**Exercise prompt**
State only how many lines below include the string "your".

**Rows**
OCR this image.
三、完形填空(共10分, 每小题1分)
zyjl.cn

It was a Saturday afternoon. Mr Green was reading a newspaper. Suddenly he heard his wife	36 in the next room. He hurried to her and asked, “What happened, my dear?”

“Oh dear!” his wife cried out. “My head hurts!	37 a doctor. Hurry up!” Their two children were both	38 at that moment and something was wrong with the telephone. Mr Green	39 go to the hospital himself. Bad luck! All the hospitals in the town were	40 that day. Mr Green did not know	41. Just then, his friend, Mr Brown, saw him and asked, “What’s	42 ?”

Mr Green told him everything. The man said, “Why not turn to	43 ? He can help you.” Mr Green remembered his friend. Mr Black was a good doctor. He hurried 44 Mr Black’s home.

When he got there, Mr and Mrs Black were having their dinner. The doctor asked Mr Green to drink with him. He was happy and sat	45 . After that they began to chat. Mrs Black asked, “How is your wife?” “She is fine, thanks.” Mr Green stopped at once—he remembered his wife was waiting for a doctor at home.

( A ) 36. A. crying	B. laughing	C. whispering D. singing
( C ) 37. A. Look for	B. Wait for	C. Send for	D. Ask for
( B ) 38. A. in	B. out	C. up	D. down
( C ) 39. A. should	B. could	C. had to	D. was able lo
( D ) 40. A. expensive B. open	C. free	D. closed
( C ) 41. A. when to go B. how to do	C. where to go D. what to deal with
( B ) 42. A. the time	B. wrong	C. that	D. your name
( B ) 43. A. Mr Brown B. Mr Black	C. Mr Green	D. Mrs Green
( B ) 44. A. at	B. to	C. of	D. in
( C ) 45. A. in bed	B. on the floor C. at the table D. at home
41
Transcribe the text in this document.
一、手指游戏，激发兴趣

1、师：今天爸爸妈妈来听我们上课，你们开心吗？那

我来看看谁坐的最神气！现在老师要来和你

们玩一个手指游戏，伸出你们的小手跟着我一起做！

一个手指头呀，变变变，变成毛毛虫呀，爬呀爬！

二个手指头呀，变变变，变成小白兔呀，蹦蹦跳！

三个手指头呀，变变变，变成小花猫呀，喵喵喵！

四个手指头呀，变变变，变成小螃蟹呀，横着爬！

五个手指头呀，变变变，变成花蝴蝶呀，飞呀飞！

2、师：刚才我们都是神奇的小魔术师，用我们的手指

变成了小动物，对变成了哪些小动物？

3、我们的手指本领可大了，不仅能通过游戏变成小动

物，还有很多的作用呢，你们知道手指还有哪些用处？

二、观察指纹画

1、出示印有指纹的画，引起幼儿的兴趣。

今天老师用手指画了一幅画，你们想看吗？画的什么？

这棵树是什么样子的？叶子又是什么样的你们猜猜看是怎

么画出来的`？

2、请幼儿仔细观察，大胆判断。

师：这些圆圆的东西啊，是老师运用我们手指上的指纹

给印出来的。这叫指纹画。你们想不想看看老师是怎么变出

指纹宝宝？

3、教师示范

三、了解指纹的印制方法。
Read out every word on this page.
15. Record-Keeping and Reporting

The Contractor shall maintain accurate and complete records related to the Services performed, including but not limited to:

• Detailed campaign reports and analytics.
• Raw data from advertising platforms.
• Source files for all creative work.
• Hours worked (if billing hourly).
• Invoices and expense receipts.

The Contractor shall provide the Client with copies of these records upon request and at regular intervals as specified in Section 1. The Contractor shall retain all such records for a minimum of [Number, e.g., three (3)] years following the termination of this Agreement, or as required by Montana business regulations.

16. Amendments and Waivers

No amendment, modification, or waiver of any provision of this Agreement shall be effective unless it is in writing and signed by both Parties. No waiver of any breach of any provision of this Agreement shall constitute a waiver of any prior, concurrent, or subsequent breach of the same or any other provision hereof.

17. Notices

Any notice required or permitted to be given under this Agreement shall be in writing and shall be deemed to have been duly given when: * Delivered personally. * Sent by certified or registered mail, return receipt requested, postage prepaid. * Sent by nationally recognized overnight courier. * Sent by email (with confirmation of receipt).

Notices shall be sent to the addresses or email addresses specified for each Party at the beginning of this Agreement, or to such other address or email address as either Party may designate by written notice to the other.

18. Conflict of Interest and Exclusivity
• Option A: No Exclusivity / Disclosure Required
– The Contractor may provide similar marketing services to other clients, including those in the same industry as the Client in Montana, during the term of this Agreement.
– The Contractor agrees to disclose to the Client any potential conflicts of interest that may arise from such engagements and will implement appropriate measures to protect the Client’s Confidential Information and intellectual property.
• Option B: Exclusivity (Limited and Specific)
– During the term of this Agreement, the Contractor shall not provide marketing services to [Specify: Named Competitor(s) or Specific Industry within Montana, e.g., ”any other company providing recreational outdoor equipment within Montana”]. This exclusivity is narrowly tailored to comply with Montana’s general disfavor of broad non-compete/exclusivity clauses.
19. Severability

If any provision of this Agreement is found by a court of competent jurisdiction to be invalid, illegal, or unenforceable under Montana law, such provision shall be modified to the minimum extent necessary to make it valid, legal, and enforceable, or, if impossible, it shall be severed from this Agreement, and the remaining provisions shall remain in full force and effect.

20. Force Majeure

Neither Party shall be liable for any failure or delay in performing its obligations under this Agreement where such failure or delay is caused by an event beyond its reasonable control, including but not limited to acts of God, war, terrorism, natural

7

**The solution**
2